** BRIEF **
Write out every record below exactly as it appears.

Data excerpts

*** Begin section ***

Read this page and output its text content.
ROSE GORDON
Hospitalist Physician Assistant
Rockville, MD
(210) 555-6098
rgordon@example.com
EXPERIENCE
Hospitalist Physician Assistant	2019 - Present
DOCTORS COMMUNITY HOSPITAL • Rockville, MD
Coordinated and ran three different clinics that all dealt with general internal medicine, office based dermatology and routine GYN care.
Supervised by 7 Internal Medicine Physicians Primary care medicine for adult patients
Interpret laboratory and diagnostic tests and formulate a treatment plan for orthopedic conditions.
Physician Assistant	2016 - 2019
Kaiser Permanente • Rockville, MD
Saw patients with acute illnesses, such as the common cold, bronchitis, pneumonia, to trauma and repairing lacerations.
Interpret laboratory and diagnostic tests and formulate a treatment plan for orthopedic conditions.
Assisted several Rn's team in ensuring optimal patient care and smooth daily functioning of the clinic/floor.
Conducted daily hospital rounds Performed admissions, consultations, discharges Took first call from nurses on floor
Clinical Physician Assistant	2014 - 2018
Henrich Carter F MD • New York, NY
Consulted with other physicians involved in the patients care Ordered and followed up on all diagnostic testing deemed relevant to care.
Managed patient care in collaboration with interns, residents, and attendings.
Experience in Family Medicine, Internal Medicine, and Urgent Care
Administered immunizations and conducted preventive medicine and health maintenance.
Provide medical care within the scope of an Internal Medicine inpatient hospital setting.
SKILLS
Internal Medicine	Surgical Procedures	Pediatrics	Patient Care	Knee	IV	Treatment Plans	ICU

*** End section ***

** SOLUTION TO THE PROBLEM **
Read this page and output its text content.
ROSE GORDON
Hospitalist Physician Assistant
Rockville, MD
(210) 555-6098
rgordon@example.com
EXPERIENCE
Hospitalist Physician Assistant	2019 - Present
DOCTORS COMMUNITY HOSPITAL • Rockville, MD
Coordinated and ran three different clinics that all dealt with general internal medicine, office based dermatology and routine GYN care.
Supervised by 7 Internal Medicine Physicians Primary care medicine for adult patients
Interpret laboratory and diagnostic tests and formulate a treatment plan for orthopedic conditions.
Physician Assistant	2016 - 2019
Kaiser Permanente • Rockville, MD
Saw patients with acute illnesses, such as the common cold, bronchitis, pneumonia, to trauma and repairing lacerations.
Interpret laboratory and diagnostic tests and formulate a treatment plan for orthopedic conditions.
Assisted several Rn's team in ensuring optimal patient care and smooth daily functioning of the clinic/floor.
Conducted daily hospital rounds Performed admissions, consultations, discharges Took first call from nurses on floor
Clinical Physician Assistant	2014 - 2018
Henrich Carter F MD • New York, NY
Consulted with other physicians involved in the patients care Ordered and followed up on all diagnostic testing deemed relevant to care.
Managed patient care in collaboration with interns, residents, and attendings.
Experience in Family Medicine, Internal Medicine, and Urgent Care
Administered immunizations and conducted preventive medicine and health maintenance.
Provide medical care within the scope of an Internal Medicine inpatient hospital setting.
SKILLS
Internal Medicine	Surgical Procedures	Pediatrics	Patient Care	Knee	IV	Treatment Plans	ICU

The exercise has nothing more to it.